↓↓↓

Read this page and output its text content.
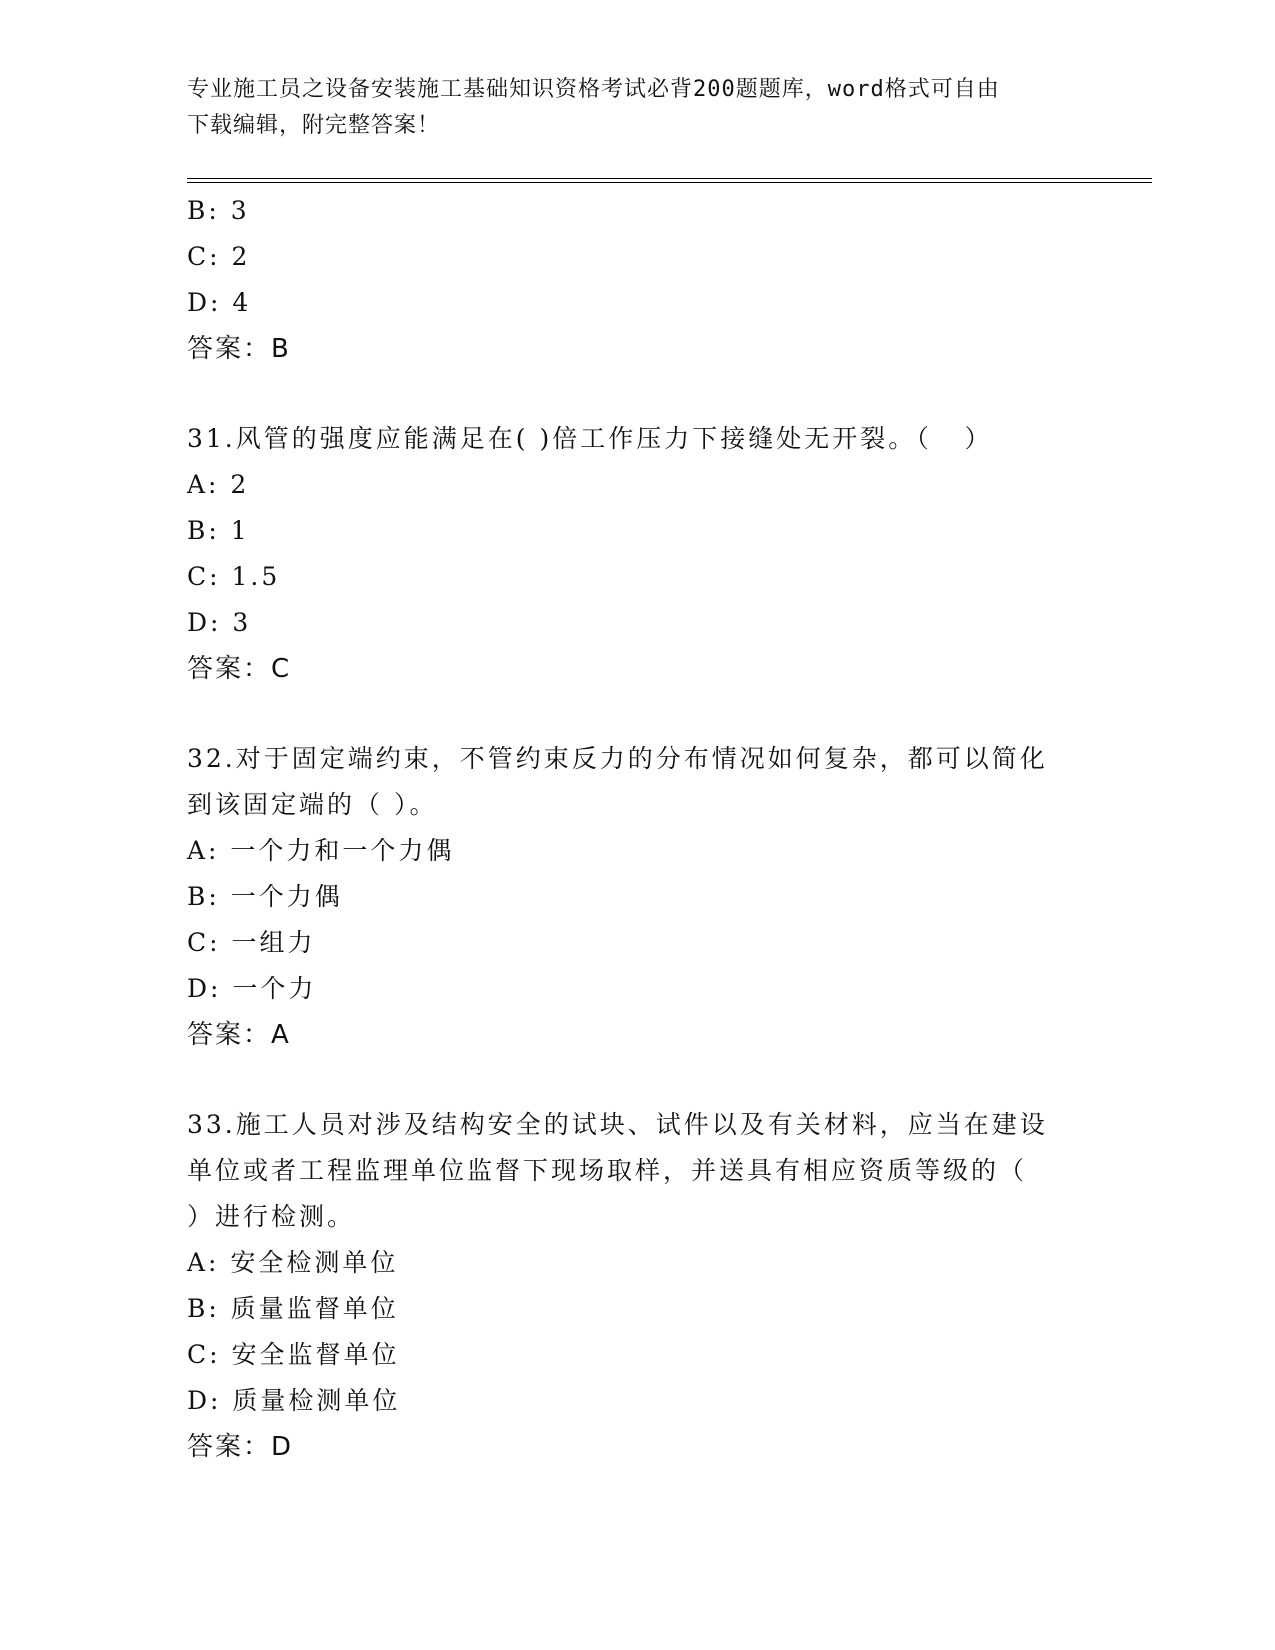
专业施工员之设备安装施工基础知识资格考试必背200题题库，word格式可自由
下载编辑，附完整答案！

B: 3

C: 2

D: 4

答案：B

31.风管的强度应能满足在( )倍工作压力下接缝处无开裂。（   ）

A: 2

B: 1

C: 1.5

D: 3

答案：C

32.对于固定端约束，不管约束反力的分布情况如何复杂，都可以简化

到该固定端的（ ）。

A: 一个力和一个力偶

B: 一个力偶

C: 一组力

D: 一个力

答案：A

33.施工人员对涉及结构安全的试块、试件以及有关材料，应当在建设

单位或者工程监理单位监督下现场取样，并送具有相应资质等级的（

）进行检测。

A: 安全检测单位

B: 质量监督单位

C: 安全监督单位

D: 质量检测单位

答案：D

↑↑↑

- **What you should do**
Retype the listing exactly. Pictures do not belong in the copy.

- **Solution to the exercise**
Read this page and output its text content.
专业施工员之设备安装施工基础知识资格考试必背200题题库，word格式可自由
下载编辑，附完整答案！

B: 3

C: 2

D: 4

答案：B

31.风管的强度应能满足在( )倍工作压力下接缝处无开裂。（   ）

A: 2

B: 1

C: 1.5

D: 3

答案：C

32.对于固定端约束，不管约束反力的分布情况如何复杂，都可以简化

到该固定端的（ ）。

A: 一个力和一个力偶

B: 一个力偶

C: 一组力

D: 一个力

答案：A

33.施工人员对涉及结构安全的试块、试件以及有关材料，应当在建设

单位或者工程监理单位监督下现场取样，并送具有相应资质等级的（

）进行检测。

A: 安全检测单位

B: 质量监督单位

C: 安全监督单位

D: 质量检测单位

答案：D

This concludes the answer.